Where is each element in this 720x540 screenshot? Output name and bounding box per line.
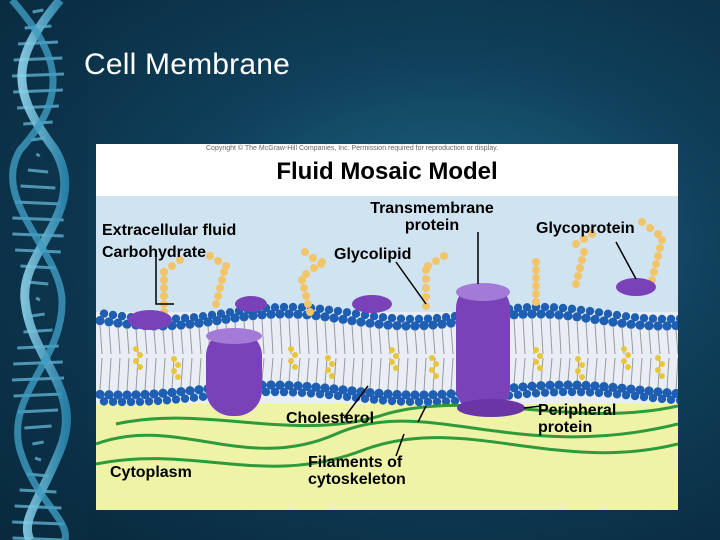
label-extracellular-fluid: Extracellular fluid — [102, 222, 237, 239]
cholesterol-molecules — [133, 346, 665, 380]
glycolipid-head — [352, 295, 392, 313]
label-peripheral-line1: Peripheral — [538, 402, 617, 419]
label-transmembrane-line1: Transmembrane — [370, 200, 494, 217]
phospholipid-heads-inner — [96, 380, 678, 407]
glycoprotein-small — [616, 278, 656, 296]
protein-left-top — [128, 310, 172, 330]
transmembrane-protein-right — [456, 283, 510, 412]
label-filaments-line1: Filaments of — [308, 454, 403, 471]
label-transmembrane-protein: Transmembrane protein — [342, 200, 522, 234]
label-transmembrane-line2: protein — [404, 217, 460, 234]
fluid-mosaic-figure: Copyright © The McGraw-Hill Companies, I… — [96, 144, 678, 510]
membrane-illustration — [96, 196, 678, 510]
figure-title: Fluid Mosaic Model — [276, 158, 498, 185]
label-leader-lines — [155, 232, 637, 457]
slide-title: Cell Membrane — [84, 48, 291, 81]
label-glycolipid: Glycolipid — [334, 246, 412, 263]
label-carbohydrate: Carbohydrate — [102, 244, 207, 261]
dna-helix-graphic — [0, 0, 88, 540]
label-cytoplasm: Cytoplasm — [110, 464, 192, 481]
label-cholesterol: Cholesterol — [286, 410, 375, 427]
label-peripheral-line2: protein — [538, 419, 593, 436]
carbohydrate-chains — [160, 218, 666, 316]
label-glycoprotein: Glycoprotein — [536, 220, 635, 237]
transmembrane-protein-left — [206, 328, 262, 416]
cytoskeleton-filaments — [96, 403, 678, 468]
protein-left-mid — [235, 296, 267, 312]
label-filaments-of-cytoskeleton: Filaments of cytoskeleton — [308, 454, 406, 488]
label-filaments-line2: cytoskeleton — [308, 471, 406, 488]
label-peripheral-protein: Peripheral protein — [538, 402, 616, 436]
extracellular-region — [96, 196, 678, 314]
peripheral-protein — [457, 399, 525, 417]
figure-copyright: Copyright © The McGraw-Hill Companies, I… — [206, 145, 499, 152]
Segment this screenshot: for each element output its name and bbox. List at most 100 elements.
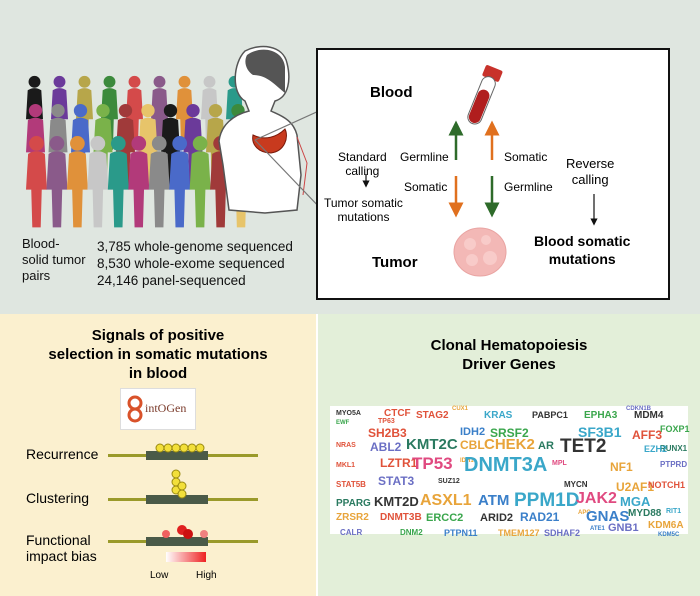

YOUR OBJECTIVE
Among the records above, how many lines carry the string "peripheral"? Reply with the number alone.

EXERCISE OUTPUT
4